* **Goal**
Reproduce every line of the data verbatim, from the start through the line containing "candle-body <box>595 338 599 361</box>", with that line included.

* **Records**
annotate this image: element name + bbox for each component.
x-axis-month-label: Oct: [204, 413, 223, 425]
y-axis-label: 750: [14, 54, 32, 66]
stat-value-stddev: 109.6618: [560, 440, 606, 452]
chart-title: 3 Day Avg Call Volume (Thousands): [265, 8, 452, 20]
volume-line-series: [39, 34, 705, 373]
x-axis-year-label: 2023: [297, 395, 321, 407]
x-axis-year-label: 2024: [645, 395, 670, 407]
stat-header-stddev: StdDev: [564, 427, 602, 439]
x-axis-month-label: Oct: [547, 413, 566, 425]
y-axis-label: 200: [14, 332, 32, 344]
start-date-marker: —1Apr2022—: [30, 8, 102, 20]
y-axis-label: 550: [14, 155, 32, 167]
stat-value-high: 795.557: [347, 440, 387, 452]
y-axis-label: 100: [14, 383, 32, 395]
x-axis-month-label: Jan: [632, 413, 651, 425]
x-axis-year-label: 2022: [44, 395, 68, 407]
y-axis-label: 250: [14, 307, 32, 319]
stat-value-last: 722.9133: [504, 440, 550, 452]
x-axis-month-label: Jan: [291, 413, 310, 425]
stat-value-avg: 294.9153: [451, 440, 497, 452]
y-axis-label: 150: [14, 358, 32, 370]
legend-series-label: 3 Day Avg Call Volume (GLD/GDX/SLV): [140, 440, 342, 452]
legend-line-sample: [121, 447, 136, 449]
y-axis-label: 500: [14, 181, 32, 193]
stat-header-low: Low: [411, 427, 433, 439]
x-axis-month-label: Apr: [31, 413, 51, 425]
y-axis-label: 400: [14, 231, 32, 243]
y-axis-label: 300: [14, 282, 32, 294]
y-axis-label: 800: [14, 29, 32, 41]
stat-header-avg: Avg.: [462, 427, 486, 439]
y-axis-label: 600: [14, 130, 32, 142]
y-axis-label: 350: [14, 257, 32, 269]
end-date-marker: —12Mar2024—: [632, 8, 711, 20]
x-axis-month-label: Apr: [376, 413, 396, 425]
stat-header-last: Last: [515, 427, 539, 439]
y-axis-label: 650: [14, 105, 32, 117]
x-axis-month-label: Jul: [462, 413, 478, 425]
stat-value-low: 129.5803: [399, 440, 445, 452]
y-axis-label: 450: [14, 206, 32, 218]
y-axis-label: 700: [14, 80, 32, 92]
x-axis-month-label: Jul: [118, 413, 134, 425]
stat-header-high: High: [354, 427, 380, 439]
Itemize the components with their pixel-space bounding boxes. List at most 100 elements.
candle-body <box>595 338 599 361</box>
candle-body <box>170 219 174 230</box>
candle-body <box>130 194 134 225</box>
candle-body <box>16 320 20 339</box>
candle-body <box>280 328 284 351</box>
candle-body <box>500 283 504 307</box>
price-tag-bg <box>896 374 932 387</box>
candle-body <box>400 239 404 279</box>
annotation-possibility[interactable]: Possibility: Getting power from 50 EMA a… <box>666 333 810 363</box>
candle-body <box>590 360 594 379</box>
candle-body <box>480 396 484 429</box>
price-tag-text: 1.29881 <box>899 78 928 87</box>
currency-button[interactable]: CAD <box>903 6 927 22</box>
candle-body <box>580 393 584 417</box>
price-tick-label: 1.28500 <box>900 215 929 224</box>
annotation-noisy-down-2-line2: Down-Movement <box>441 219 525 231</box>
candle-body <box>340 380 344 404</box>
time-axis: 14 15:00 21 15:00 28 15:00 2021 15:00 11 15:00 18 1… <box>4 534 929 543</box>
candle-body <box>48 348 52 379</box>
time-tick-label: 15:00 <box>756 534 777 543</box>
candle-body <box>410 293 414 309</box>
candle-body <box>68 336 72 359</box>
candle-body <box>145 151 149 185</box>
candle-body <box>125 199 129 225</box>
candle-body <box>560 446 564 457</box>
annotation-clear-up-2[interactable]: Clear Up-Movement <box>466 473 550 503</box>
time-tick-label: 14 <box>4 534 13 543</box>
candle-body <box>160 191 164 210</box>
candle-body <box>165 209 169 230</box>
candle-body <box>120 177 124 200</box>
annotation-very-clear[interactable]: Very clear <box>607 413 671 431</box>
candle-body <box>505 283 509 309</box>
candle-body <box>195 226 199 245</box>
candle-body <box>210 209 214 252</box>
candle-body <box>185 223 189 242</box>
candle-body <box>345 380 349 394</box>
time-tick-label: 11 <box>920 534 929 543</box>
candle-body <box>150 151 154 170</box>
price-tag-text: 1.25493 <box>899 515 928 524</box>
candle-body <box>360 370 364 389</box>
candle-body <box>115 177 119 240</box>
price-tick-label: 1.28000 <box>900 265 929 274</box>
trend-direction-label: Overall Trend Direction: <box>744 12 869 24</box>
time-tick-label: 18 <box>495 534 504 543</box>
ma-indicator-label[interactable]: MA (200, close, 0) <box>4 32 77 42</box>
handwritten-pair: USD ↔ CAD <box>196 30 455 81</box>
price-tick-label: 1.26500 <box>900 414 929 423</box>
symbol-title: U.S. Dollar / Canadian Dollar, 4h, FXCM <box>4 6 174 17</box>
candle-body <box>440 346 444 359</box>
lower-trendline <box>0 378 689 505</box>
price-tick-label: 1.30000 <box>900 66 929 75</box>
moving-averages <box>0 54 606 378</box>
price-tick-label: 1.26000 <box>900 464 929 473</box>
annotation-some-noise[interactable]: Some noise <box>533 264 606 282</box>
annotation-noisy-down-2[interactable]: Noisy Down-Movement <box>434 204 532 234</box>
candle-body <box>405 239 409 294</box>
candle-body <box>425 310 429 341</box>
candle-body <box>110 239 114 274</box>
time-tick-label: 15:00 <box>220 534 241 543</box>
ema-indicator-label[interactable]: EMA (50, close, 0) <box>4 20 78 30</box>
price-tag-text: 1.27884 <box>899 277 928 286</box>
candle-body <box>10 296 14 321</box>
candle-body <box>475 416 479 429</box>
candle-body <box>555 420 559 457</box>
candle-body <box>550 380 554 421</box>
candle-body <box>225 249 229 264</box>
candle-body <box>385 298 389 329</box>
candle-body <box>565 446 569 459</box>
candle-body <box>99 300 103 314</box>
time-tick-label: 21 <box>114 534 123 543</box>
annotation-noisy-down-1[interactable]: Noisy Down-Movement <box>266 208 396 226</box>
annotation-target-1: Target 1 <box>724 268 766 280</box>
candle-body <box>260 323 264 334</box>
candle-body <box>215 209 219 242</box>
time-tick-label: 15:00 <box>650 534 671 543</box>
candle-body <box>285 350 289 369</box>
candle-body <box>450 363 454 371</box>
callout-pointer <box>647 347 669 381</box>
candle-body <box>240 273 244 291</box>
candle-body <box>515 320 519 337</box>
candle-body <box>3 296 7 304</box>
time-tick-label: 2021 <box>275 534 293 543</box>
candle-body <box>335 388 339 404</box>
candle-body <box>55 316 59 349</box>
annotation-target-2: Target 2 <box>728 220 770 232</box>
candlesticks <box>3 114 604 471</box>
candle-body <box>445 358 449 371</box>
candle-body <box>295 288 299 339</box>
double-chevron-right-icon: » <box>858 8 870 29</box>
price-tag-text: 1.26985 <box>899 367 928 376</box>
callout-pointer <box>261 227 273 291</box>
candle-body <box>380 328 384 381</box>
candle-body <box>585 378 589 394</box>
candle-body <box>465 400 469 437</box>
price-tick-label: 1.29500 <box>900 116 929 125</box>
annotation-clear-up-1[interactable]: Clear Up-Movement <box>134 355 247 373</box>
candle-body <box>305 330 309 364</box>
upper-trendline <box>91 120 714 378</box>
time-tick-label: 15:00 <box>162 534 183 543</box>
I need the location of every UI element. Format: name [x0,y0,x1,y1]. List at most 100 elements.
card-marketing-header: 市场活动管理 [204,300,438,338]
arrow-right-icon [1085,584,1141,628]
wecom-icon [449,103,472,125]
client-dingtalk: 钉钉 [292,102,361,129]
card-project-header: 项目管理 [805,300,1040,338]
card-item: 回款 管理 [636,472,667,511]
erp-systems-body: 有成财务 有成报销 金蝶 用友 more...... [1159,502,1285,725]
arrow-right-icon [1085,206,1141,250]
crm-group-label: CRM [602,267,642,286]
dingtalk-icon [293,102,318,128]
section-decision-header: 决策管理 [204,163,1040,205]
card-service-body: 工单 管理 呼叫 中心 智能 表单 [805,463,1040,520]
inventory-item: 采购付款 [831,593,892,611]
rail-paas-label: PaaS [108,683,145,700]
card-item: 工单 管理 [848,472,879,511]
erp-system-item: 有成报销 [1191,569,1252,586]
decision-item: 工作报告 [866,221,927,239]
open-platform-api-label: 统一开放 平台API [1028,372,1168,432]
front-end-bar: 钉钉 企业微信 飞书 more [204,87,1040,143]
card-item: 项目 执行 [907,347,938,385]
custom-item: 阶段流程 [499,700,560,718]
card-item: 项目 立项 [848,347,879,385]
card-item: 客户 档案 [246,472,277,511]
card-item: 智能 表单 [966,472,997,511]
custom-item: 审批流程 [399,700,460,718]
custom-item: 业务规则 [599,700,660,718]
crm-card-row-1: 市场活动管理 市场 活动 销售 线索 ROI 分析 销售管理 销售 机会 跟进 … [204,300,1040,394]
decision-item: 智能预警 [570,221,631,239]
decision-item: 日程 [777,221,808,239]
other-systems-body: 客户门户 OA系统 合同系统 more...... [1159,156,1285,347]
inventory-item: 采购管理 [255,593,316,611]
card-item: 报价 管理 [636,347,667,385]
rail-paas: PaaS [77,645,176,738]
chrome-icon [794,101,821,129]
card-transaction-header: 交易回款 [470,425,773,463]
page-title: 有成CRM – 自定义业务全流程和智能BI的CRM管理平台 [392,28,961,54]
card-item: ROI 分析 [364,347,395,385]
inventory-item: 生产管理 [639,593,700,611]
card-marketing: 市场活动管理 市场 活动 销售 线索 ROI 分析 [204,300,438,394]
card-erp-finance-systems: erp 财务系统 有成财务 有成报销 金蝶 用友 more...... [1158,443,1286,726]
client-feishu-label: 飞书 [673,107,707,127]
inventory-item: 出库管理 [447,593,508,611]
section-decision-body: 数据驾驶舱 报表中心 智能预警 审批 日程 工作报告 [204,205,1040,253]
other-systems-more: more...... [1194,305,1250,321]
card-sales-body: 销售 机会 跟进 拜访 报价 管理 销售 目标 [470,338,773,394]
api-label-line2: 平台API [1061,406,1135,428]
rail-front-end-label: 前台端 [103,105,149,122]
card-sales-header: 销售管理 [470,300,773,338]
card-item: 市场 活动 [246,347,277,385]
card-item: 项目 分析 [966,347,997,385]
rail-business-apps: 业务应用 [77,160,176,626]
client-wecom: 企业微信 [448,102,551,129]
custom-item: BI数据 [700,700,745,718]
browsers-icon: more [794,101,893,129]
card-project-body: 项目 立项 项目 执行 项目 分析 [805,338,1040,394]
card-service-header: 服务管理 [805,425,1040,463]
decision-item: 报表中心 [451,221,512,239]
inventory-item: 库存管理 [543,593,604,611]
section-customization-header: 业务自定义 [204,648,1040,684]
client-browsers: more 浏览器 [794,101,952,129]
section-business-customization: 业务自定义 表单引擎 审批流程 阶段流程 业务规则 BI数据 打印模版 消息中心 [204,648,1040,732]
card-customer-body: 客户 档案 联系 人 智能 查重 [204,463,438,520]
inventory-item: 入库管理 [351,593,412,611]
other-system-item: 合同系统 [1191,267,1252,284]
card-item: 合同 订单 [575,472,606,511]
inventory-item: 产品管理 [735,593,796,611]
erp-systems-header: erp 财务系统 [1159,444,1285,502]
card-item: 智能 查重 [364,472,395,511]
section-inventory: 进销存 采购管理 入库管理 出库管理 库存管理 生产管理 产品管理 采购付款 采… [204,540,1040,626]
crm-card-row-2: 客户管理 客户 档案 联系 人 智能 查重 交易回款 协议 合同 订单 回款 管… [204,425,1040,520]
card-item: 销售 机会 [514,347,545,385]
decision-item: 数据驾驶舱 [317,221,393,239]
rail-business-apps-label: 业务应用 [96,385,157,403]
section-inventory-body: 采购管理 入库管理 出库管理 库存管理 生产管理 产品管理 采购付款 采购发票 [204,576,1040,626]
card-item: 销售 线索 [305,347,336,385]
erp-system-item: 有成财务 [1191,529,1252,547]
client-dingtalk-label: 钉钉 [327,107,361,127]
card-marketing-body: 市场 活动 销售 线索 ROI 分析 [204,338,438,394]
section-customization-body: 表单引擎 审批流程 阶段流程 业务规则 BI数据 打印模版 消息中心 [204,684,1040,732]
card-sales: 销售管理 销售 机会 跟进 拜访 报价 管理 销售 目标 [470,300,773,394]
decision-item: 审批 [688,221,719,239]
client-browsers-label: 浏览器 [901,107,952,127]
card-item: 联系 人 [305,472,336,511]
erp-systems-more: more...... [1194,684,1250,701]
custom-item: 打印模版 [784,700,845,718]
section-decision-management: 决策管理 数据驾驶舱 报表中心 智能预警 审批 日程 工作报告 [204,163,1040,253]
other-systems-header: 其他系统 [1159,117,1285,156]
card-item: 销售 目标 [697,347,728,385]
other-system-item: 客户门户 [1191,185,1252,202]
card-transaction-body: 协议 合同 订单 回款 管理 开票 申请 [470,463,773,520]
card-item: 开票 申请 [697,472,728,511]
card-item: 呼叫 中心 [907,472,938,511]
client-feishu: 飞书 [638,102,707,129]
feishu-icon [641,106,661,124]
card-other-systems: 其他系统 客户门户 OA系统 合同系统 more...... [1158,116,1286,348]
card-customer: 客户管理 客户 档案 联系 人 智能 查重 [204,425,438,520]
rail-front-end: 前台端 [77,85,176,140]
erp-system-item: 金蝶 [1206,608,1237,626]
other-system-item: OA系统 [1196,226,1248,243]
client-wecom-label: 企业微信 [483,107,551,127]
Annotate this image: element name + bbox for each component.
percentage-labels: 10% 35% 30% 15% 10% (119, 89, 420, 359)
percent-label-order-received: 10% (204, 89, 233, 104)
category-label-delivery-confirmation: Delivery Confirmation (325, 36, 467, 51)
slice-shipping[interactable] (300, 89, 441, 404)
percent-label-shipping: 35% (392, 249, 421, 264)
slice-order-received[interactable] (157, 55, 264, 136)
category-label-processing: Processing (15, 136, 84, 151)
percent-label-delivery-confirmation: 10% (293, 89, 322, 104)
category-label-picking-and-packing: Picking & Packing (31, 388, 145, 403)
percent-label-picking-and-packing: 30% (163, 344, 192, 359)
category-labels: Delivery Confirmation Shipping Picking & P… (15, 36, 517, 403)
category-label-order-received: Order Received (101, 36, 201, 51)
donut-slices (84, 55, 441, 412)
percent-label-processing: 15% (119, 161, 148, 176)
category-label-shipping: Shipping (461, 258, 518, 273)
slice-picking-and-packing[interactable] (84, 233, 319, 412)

* **Result of the exercise**
annotate this image: element name + bbox for each component.
x-axis-month-label: Oct: [204, 413, 223, 425]
y-axis-label: 750: [14, 54, 32, 66]
stat-value-stddev: 109.6618: [560, 440, 606, 452]
chart-title: 3 Day Avg Call Volume (Thousands): [265, 8, 452, 20]
volume-line-series: [39, 34, 705, 373]
x-axis-year-label: 2023: [297, 395, 321, 407]
x-axis-year-label: 2024: [645, 395, 670, 407]
stat-header-stddev: StdDev: [564, 427, 602, 439]
x-axis-month-label: Oct: [547, 413, 566, 425]
y-axis-label: 200: [14, 332, 32, 344]
start-date-marker: —1Apr2022—: [30, 8, 102, 20]
y-axis-label: 550: [14, 155, 32, 167]
stat-value-high: 795.557: [347, 440, 387, 452]
y-axis-label: 100: [14, 383, 32, 395]
x-axis-month-label: Jan: [632, 413, 651, 425]
x-axis-year-label: 2022: [44, 395, 68, 407]
y-axis-label: 250: [14, 307, 32, 319]
stat-value-last: 722.9133: [504, 440, 550, 452]
x-axis-month-label: Jan: [291, 413, 310, 425]
stat-value-avg: 294.9153: [451, 440, 497, 452]
y-axis-label: 150: [14, 358, 32, 370]
legend-series-label: 3 Day Avg Call Volume (GLD/GDX/SLV): [140, 440, 342, 452]
legend-line-sample: [121, 447, 136, 449]
y-axis-label: 500: [14, 181, 32, 193]
stat-header-low: Low: [411, 427, 433, 439]
x-axis-month-label: Apr: [31, 413, 51, 425]
y-axis-label: 400: [14, 231, 32, 243]
y-axis-label: 300: [14, 282, 32, 294]
y-axis-label: 800: [14, 29, 32, 41]
stat-header-avg: Avg.: [462, 427, 486, 439]
y-axis-label: 600: [14, 130, 32, 142]
y-axis-label: 350: [14, 257, 32, 269]
end-date-marker: —12Mar2024—: [632, 8, 711, 20]
x-axis-month-label: Apr: [376, 413, 396, 425]
stat-header-last: Last: [515, 427, 539, 439]
y-axis-label: 650: [14, 105, 32, 117]
x-axis-month-label: Jul: [462, 413, 478, 425]
stat-value-low: 129.5803: [399, 440, 445, 452]
y-axis-label: 450: [14, 206, 32, 218]
y-axis-label: 700: [14, 80, 32, 92]
x-axis-month-label: Jul: [118, 413, 134, 425]
stat-header-high: High: [354, 427, 380, 439]
Itemize the components with their pixel-space bounding boxes. List at most 100 elements.
candle-body <box>595 338 599 361</box>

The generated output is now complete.